§ Actions to take
1. Reproduce word for word the part of the indemnification passage that opens with the words containing "BGE has entered" and closes with "reimbursed by BGE.".
2. Identify every row in the data items that contains the string "title", treating uppercase and lowercase letters as distinct, and copy each such row in full.

§ Source passage
BGE has entered into indemnification agreements with each of its directors. The directors and officers of BGE are covered by insurance
indemnifying them against certain liabilities which might be incurred by them in their capacities as such, including certain liabilities arising under the Securities Act of 1933. The premium for this insurance is paid by Exelon with BGEs share
of the premium being reimbursed by BGE.
Pepco
Section 29-306.51 of the Business Corporation Act of 2010, or the DCBCA, provides that a District of Columbia corporation may indemnify an
individual who is a party to a proceeding because the individual is a director of the corporation against liability incurred in the proceeding if the director conducted himself or herself in good faith and reasonably believed, in the case of conduct
in an official capacity, that his or her conduct was in the best interests of the corporation, and in all other cases, that his or her conduct was at least not opposed to the best interests of the corporation (or, in the case of conduct with respect
to an employee benefit plan, for a purpose the director reasonably believed to be in the interests of the participants in, and the beneficiaries of, the plan), and, in the case of any criminal proceeding, had no reasonable cause to believe that his
or her conduct was unlawful. Unless ordered by a court of competent jurisdiction, a corporation may not indemnify a director (i) in connection with a proceeding by or in the right of the corporation, except for expenses incurred in connection
with the proceeding if it is determined that the director has met the relevant standard of conduct, or (ii) with respect to conduct for which the director was adjudged liable on the basis of receiving a financial benefit to which he or she was
not entitled.

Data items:
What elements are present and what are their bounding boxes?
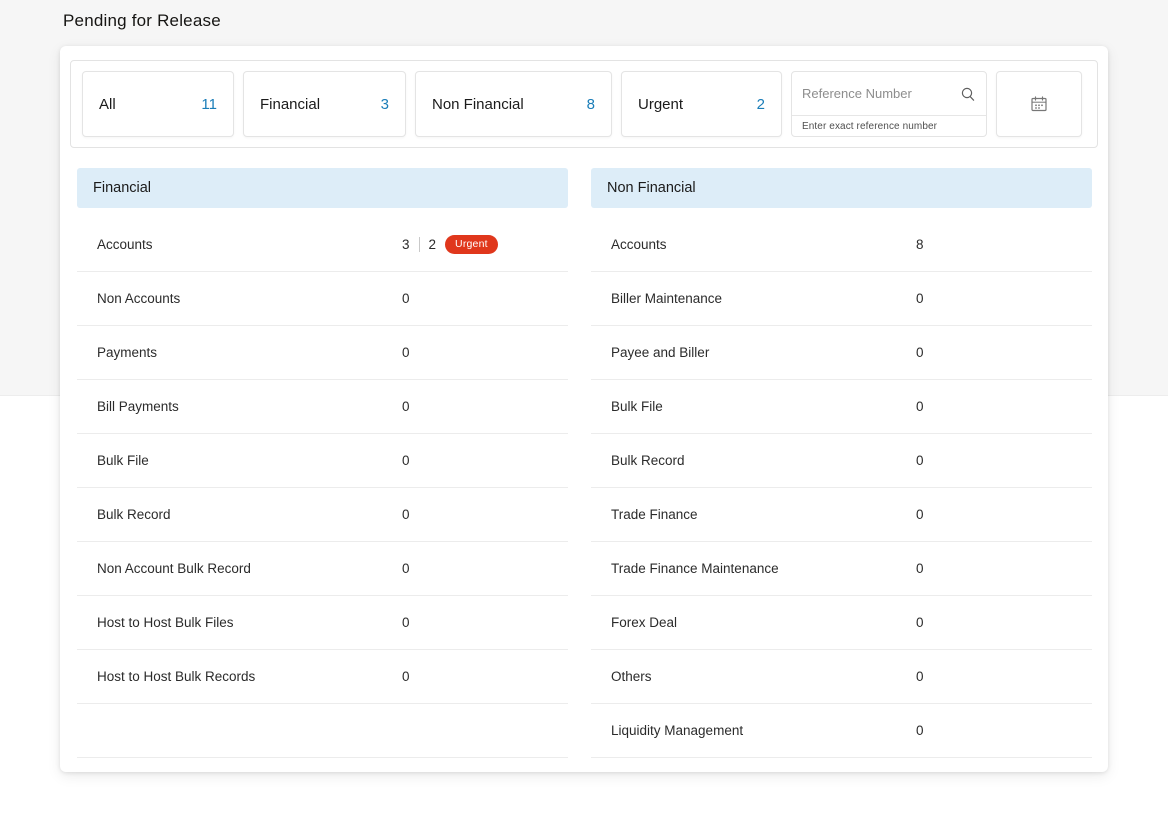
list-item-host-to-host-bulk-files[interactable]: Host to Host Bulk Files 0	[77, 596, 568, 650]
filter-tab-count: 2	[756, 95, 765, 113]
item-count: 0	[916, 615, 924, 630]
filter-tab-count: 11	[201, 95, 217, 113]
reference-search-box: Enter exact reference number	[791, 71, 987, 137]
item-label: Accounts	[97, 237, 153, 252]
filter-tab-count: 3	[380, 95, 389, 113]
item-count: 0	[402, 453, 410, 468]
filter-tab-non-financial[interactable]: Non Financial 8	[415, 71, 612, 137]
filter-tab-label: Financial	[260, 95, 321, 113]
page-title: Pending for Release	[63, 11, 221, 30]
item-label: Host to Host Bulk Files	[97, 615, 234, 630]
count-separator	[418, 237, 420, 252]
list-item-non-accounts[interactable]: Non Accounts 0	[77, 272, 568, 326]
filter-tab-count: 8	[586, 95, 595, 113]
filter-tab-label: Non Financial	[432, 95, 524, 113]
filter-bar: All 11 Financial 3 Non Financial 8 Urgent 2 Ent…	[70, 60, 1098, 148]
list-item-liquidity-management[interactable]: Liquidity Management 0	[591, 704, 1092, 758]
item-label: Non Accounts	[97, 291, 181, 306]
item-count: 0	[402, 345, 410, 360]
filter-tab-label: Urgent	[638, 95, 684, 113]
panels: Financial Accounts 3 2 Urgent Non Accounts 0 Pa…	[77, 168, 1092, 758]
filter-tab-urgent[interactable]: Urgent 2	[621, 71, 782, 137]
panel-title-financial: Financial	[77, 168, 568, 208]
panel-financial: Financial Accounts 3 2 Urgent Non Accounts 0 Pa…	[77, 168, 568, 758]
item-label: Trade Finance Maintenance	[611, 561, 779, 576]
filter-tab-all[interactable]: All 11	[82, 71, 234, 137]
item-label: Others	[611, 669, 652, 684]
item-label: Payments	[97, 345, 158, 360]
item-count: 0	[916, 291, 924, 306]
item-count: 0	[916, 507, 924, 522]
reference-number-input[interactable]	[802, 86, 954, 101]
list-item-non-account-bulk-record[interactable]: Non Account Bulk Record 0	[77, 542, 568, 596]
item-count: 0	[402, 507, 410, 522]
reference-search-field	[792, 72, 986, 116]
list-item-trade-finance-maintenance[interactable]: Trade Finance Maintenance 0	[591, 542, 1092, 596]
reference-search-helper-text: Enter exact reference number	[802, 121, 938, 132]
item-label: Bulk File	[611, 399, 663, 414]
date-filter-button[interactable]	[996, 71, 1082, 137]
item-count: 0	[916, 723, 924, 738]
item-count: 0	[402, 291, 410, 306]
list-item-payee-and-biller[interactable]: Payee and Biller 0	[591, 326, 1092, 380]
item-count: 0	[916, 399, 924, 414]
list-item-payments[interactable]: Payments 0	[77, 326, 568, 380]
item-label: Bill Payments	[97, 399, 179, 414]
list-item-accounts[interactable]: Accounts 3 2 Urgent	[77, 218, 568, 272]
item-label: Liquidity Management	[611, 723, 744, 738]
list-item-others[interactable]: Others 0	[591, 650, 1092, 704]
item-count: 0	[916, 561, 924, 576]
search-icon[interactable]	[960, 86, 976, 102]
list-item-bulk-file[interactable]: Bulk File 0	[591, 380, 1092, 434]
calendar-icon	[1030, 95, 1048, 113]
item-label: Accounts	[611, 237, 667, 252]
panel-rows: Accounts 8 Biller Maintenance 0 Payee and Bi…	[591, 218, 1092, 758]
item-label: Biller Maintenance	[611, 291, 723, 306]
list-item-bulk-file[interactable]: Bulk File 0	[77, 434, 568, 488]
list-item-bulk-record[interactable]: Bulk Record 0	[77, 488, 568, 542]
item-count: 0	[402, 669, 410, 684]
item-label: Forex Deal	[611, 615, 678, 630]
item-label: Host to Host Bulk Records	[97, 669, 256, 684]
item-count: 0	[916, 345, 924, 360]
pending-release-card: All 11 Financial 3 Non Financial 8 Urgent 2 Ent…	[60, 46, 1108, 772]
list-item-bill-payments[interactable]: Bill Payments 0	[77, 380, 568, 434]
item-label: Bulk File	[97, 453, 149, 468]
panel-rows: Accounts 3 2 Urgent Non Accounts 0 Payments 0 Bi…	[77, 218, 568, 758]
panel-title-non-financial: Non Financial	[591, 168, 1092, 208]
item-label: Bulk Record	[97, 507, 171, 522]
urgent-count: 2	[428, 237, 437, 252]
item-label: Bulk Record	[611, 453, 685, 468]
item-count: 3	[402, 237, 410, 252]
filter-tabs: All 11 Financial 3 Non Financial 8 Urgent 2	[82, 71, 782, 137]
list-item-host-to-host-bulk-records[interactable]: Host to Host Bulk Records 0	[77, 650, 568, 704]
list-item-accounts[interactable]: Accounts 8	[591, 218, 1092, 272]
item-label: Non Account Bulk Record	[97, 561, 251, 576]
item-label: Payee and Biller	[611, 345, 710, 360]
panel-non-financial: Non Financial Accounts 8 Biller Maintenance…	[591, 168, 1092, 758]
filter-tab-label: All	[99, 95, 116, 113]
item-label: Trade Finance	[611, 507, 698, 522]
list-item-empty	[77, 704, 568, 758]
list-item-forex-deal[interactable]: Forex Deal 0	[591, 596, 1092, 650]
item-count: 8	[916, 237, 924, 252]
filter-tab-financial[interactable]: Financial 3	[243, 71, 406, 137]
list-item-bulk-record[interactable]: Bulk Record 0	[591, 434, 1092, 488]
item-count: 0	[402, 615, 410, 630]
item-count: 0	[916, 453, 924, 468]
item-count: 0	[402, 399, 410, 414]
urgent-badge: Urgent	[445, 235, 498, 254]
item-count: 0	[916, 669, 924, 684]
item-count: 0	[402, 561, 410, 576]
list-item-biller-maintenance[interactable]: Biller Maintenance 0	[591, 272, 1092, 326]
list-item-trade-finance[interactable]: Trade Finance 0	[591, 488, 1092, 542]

§ Outputs
1.
BGE has entered into indemnification agreements with each of its directors. The directors and officers of BGE are covered by insurance
indemnifying them against certain liabilities which might be incurred by them in their capacities as such, including certain liabilities arising under the Securities Act of 1933. The premium for this insurance is paid by Exelon with BGEs share
of the premium being reimbursed by BGE.

2.
page-title: Pending for Release	[63, 11, 221, 30]
panel-title-financial: Financial	[77, 168, 568, 208]
panel-title-non-financial: Non Financial	[591, 168, 1092, 208]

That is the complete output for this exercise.